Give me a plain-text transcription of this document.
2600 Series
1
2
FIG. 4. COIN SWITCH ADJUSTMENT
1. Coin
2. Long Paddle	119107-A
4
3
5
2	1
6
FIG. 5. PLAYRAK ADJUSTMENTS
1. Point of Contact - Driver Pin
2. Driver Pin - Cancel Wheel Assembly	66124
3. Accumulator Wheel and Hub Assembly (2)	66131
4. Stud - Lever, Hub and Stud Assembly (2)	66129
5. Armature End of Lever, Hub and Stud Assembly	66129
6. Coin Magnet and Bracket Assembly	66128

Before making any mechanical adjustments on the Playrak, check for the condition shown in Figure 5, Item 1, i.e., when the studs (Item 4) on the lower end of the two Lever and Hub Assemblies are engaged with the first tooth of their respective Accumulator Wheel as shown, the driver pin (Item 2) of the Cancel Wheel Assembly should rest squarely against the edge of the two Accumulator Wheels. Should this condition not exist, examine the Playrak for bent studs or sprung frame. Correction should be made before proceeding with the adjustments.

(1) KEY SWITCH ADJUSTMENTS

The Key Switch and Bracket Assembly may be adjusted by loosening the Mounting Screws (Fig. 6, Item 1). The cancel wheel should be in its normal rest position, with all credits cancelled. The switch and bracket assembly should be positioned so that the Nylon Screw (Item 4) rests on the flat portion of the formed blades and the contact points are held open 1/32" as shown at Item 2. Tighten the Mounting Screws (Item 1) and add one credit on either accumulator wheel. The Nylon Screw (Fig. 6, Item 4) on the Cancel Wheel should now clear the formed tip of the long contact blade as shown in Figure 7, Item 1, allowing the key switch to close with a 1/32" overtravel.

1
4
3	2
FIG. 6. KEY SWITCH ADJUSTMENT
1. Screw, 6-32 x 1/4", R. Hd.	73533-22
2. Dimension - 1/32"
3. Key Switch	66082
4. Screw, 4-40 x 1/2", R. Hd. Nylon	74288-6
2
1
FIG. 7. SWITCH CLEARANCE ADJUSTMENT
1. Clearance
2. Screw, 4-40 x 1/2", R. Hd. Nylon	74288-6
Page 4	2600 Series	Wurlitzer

- - - - - - -

**AIM OF THE EXERCISE:** Reproduce all of the data exactly as given.

**CORRECT RESULT:**
Give me a plain-text transcription of this document.
2600 Series
1
2
FIG. 4. COIN SWITCH ADJUSTMENT
1. Coin
2. Long Paddle	119107-A
4
3
5
2	1
6
FIG. 5. PLAYRAK ADJUSTMENTS
1. Point of Contact - Driver Pin
2. Driver Pin - Cancel Wheel Assembly	66124
3. Accumulator Wheel and Hub Assembly (2)	66131
4. Stud - Lever, Hub and Stud Assembly (2)	66129
5. Armature End of Lever, Hub and Stud Assembly	66129
6. Coin Magnet and Bracket Assembly	66128

Before making any mechanical adjustments on the Playrak, check for the condition shown in Figure 5, Item 1, i.e., when the studs (Item 4) on the lower end of the two Lever and Hub Assemblies are engaged with the first tooth of their respective Accumulator Wheel as shown, the driver pin (Item 2) of the Cancel Wheel Assembly should rest squarely against the edge of the two Accumulator Wheels. Should this condition not exist, examine the Playrak for bent studs or sprung frame. Correction should be made before proceeding with the adjustments.

(1) KEY SWITCH ADJUSTMENTS

The Key Switch and Bracket Assembly may be adjusted by loosening the Mounting Screws (Fig. 6, Item 1). The cancel wheel should be in its normal rest position, with all credits cancelled. The switch and bracket assembly should be positioned so that the Nylon Screw (Item 4) rests on the flat portion of the formed blades and the contact points are held open 1/32" as shown at Item 2. Tighten the Mounting Screws (Item 1) and add one credit on either accumulator wheel. The Nylon Screw (Fig. 6, Item 4) on the Cancel Wheel should now clear the formed tip of the long contact blade as shown in Figure 7, Item 1, allowing the key switch to close with a 1/32" overtravel.

1
4
3	2
FIG. 6. KEY SWITCH ADJUSTMENT
1. Screw, 6-32 x 1/4", R. Hd.	73533-22
2. Dimension - 1/32"
3. Key Switch	66082
4. Screw, 4-40 x 1/2", R. Hd. Nylon	74288-6
2
1
FIG. 7. SWITCH CLEARANCE ADJUSTMENT
1. Clearance
2. Screw, 4-40 x 1/2", R. Hd. Nylon	74288-6
Page 4	2600 Series	Wurlitzer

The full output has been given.